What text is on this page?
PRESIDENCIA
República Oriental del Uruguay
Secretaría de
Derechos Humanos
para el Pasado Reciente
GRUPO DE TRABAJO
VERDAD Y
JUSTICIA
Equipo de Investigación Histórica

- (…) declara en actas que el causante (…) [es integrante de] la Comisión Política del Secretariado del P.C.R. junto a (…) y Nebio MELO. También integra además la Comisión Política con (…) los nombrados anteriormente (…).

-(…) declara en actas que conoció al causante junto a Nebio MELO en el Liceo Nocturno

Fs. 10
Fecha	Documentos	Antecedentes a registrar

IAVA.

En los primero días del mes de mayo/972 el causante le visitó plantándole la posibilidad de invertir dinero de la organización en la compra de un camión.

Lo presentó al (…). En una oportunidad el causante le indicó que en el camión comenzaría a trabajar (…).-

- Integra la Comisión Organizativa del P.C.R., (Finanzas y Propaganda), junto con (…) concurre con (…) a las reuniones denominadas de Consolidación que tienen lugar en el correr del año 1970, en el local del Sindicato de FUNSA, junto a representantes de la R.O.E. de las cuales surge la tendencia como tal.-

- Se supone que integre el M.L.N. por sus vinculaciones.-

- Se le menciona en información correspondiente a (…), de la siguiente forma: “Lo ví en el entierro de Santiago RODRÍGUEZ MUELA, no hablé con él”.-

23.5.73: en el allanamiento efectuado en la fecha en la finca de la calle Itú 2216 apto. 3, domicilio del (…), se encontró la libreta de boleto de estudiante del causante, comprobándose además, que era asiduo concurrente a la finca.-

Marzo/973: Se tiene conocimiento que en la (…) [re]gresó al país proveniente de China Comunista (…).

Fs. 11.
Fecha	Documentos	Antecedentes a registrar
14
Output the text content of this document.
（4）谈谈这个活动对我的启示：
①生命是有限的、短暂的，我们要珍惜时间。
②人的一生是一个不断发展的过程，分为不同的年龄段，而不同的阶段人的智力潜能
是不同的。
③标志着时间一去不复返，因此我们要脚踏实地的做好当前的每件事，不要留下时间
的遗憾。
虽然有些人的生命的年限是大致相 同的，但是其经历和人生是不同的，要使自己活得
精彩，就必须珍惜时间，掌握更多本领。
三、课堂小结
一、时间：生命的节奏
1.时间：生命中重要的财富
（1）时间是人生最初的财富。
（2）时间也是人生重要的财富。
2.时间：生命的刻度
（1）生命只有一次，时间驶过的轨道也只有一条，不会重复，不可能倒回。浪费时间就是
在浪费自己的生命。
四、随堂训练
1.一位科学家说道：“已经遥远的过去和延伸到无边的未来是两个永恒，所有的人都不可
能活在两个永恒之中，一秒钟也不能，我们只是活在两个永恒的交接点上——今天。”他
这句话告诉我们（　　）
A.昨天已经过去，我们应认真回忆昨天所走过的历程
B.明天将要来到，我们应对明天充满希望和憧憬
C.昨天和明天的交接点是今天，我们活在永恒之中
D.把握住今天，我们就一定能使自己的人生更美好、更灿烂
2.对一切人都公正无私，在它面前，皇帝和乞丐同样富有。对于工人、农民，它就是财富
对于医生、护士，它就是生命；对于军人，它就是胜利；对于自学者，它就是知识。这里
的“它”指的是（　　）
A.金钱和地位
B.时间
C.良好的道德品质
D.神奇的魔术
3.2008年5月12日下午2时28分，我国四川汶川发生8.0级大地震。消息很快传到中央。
++++++++
Output all of the data above without any alteration.

What text is on this page?
PRESIDENCIA
República Oriental del Uruguay
Secretaría de
Derechos Humanos
para el Pasado Reciente
GRUPO DE TRABAJO
VERDAD Y
JUSTICIA
Equipo de Investigación Histórica

- (…) declara en actas que el causante (…) [es integrante de] la Comisión Política del Secretariado del P.C.R. junto a (…) y Nebio MELO. También integra además la Comisión Política con (…) los nombrados anteriormente (…).

-(…) declara en actas que conoció al causante junto a Nebio MELO en el Liceo Nocturno

Fs. 10
Fecha	Documentos	Antecedentes a registrar

IAVA.

En los primero días del mes de mayo/972 el causante le visitó plantándole la posibilidad de invertir dinero de la organización en la compra de un camión.

Lo presentó al (…). En una oportunidad el causante le indicó que en el camión comenzaría a trabajar (…).-

- Integra la Comisión Organizativa del P.C.R., (Finanzas y Propaganda), junto con (…) concurre con (…) a las reuniones denominadas de Consolidación que tienen lugar en el correr del año 1970, en el local del Sindicato de FUNSA, junto a representantes de la R.O.E. de las cuales surge la tendencia como tal.-

- Se supone que integre el M.L.N. por sus vinculaciones.-

- Se le menciona en información correspondiente a (…), de la siguiente forma: “Lo ví en el entierro de Santiago RODRÍGUEZ MUELA, no hablé con él”.-

23.5.73: en el allanamiento efectuado en la fecha en la finca de la calle Itú 2216 apto. 3, domicilio del (…), se encontró la libreta de boleto de estudiante del causante, comprobándose además, que era asiduo concurrente a la finca.-

Marzo/973: Se tiene conocimiento que en la (…) [re]gresó al país proveniente de China Comunista (…).

Fs. 11.
Fecha	Documentos	Antecedentes a registrar
14
Output the text content of this document.
（4）谈谈这个活动对我的启示：
①生命是有限的、短暂的，我们要珍惜时间。
②人的一生是一个不断发展的过程，分为不同的年龄段，而不同的阶段人的智力潜能
是不同的。
③标志着时间一去不复返，因此我们要脚踏实地的做好当前的每件事，不要留下时间
的遗憾。
虽然有些人的生命的年限是大致相 同的，但是其经历和人生是不同的，要使自己活得
精彩，就必须珍惜时间，掌握更多本领。
三、课堂小结
一、时间：生命的节奏
1.时间：生命中重要的财富
（1）时间是人生最初的财富。
（2）时间也是人生重要的财富。
2.时间：生命的刻度
（1）生命只有一次，时间驶过的轨道也只有一条，不会重复，不可能倒回。浪费时间就是
在浪费自己的生命。
四、随堂训练
1.一位科学家说道：“已经遥远的过去和延伸到无边的未来是两个永恒，所有的人都不可
能活在两个永恒之中，一秒钟也不能，我们只是活在两个永恒的交接点上——今天。”他
这句话告诉我们（　　）
A.昨天已经过去，我们应认真回忆昨天所走过的历程
B.明天将要来到，我们应对明天充满希望和憧憬
C.昨天和明天的交接点是今天，我们活在永恒之中
D.把握住今天，我们就一定能使自己的人生更美好、更灿烂
2.对一切人都公正无私，在它面前，皇帝和乞丐同样富有。对于工人、农民，它就是财富
对于医生、护士，它就是生命；对于军人，它就是胜利；对于自学者，它就是知识。这里
的“它”指的是（　　）
A.金钱和地位
B.时间
C.良好的道德品质
D.神奇的魔术
3.2008年5月12日下午2时28分，我国四川汶川发生8.0级大地震。消息很快传到中央。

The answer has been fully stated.